-- Data extract --
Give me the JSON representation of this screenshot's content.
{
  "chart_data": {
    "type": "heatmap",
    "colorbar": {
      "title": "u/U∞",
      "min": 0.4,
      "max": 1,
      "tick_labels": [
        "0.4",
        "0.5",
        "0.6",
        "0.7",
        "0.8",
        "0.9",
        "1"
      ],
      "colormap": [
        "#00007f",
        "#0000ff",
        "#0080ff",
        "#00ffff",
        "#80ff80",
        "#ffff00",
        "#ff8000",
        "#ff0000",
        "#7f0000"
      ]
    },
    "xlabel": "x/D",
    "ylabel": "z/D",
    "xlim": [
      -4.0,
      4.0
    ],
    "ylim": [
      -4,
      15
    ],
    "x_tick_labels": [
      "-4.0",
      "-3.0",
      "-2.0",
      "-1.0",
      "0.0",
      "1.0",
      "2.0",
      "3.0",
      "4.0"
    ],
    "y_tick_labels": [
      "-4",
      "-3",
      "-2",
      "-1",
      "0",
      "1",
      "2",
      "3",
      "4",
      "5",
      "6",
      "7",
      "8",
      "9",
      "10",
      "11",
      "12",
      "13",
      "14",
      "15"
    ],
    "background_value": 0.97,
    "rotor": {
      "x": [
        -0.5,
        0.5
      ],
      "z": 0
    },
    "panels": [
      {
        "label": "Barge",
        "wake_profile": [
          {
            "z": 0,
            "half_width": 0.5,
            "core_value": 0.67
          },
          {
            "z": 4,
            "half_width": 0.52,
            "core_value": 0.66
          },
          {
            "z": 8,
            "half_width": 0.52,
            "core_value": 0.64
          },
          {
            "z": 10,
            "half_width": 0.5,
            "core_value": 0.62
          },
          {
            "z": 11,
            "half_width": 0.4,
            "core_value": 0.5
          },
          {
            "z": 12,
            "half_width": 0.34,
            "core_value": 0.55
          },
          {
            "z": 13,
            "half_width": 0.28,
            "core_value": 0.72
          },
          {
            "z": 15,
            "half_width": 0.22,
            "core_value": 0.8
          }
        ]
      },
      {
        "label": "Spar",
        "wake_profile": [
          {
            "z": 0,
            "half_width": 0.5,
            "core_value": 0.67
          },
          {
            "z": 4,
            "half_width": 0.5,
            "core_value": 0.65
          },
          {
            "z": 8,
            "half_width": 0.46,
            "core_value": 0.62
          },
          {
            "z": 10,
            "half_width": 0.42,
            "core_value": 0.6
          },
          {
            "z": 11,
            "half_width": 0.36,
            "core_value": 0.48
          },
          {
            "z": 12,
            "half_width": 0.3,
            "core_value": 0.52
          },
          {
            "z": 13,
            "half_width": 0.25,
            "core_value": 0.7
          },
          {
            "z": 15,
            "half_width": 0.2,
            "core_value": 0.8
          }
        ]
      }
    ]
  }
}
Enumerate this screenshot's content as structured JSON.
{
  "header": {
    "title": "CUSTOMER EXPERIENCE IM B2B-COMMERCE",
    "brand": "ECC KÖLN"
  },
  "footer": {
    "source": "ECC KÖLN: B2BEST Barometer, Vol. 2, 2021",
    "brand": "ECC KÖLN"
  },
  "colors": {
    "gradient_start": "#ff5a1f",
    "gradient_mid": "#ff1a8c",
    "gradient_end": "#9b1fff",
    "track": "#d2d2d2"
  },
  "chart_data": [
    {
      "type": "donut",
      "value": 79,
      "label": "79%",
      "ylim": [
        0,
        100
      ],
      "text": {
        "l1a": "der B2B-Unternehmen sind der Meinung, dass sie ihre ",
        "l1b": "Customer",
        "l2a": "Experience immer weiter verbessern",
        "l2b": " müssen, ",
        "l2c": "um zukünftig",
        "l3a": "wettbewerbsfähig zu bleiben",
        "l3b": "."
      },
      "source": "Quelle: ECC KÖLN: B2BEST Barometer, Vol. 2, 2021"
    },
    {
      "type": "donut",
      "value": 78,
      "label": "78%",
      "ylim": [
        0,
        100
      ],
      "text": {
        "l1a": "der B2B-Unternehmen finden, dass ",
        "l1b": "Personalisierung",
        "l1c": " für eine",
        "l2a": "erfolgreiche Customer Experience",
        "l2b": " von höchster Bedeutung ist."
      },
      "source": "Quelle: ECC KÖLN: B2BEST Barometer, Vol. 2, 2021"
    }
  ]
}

-- Work to do --
Your task is to repeat every line exactly.

-- Completed task --
Give me the JSON representation of this screenshot's content.
{
  "chart_data": {
    "type": "heatmap",
    "colorbar": {
      "title": "u/U∞",
      "min": 0.4,
      "max": 1,
      "tick_labels": [
        "0.4",
        "0.5",
        "0.6",
        "0.7",
        "0.8",
        "0.9",
        "1"
      ],
      "colormap": [
        "#00007f",
        "#0000ff",
        "#0080ff",
        "#00ffff",
        "#80ff80",
        "#ffff00",
        "#ff8000",
        "#ff0000",
        "#7f0000"
      ]
    },
    "xlabel": "x/D",
    "ylabel": "z/D",
    "xlim": [
      -4.0,
      4.0
    ],
    "ylim": [
      -4,
      15
    ],
    "x_tick_labels": [
      "-4.0",
      "-3.0",
      "-2.0",
      "-1.0",
      "0.0",
      "1.0",
      "2.0",
      "3.0",
      "4.0"
    ],
    "y_tick_labels": [
      "-4",
      "-3",
      "-2",
      "-1",
      "0",
      "1",
      "2",
      "3",
      "4",
      "5",
      "6",
      "7",
      "8",
      "9",
      "10",
      "11",
      "12",
      "13",
      "14",
      "15"
    ],
    "background_value": 0.97,
    "rotor": {
      "x": [
        -0.5,
        0.5
      ],
      "z": 0
    },
    "panels": [
      {
        "label": "Barge",
        "wake_profile": [
          {
            "z": 0,
            "half_width": 0.5,
            "core_value": 0.67
          },
          {
            "z": 4,
            "half_width": 0.52,
            "core_value": 0.66
          },
          {
            "z": 8,
            "half_width": 0.52,
            "core_value": 0.64
          },
          {
            "z": 10,
            "half_width": 0.5,
            "core_value": 0.62
          },
          {
            "z": 11,
            "half_width": 0.4,
            "core_value": 0.5
          },
          {
            "z": 12,
            "half_width": 0.34,
            "core_value": 0.55
          },
          {
            "z": 13,
            "half_width": 0.28,
            "core_value": 0.72
          },
          {
            "z": 15,
            "half_width": 0.22,
            "core_value": 0.8
          }
        ]
      },
      {
        "label": "Spar",
        "wake_profile": [
          {
            "z": 0,
            "half_width": 0.5,
            "core_value": 0.67
          },
          {
            "z": 4,
            "half_width": 0.5,
            "core_value": 0.65
          },
          {
            "z": 8,
            "half_width": 0.46,
            "core_value": 0.62
          },
          {
            "z": 10,
            "half_width": 0.42,
            "core_value": 0.6
          },
          {
            "z": 11,
            "half_width": 0.36,
            "core_value": 0.48
          },
          {
            "z": 12,
            "half_width": 0.3,
            "core_value": 0.52
          },
          {
            "z": 13,
            "half_width": 0.25,
            "core_value": 0.7
          },
          {
            "z": 15,
            "half_width": 0.2,
            "core_value": 0.8
          }
        ]
      }
    ]
  }
}
Enumerate this screenshot's content as structured JSON.
{
  "header": {
    "title": "CUSTOMER EXPERIENCE IM B2B-COMMERCE",
    "brand": "ECC KÖLN"
  },
  "footer": {
    "source": "ECC KÖLN: B2BEST Barometer, Vol. 2, 2021",
    "brand": "ECC KÖLN"
  },
  "colors": {
    "gradient_start": "#ff5a1f",
    "gradient_mid": "#ff1a8c",
    "gradient_end": "#9b1fff",
    "track": "#d2d2d2"
  },
  "chart_data": [
    {
      "type": "donut",
      "value": 79,
      "label": "79%",
      "ylim": [
        0,
        100
      ],
      "text": {
        "l1a": "der B2B-Unternehmen sind der Meinung, dass sie ihre ",
        "l1b": "Customer",
        "l2a": "Experience immer weiter verbessern",
        "l2b": " müssen, ",
        "l2c": "um zukünftig",
        "l3a": "wettbewerbsfähig zu bleiben",
        "l3b": "."
      },
      "source": "Quelle: ECC KÖLN: B2BEST Barometer, Vol. 2, 2021"
    },
    {
      "type": "donut",
      "value": 78,
      "label": "78%",
      "ylim": [
        0,
        100
      ],
      "text": {
        "l1a": "der B2B-Unternehmen finden, dass ",
        "l1b": "Personalisierung",
        "l1c": " für eine",
        "l2a": "erfolgreiche Customer Experience",
        "l2b": " von höchster Bedeutung ist."
      },
      "source": "Quelle: ECC KÖLN: B2BEST Barometer, Vol. 2, 2021"
    }
  ]
}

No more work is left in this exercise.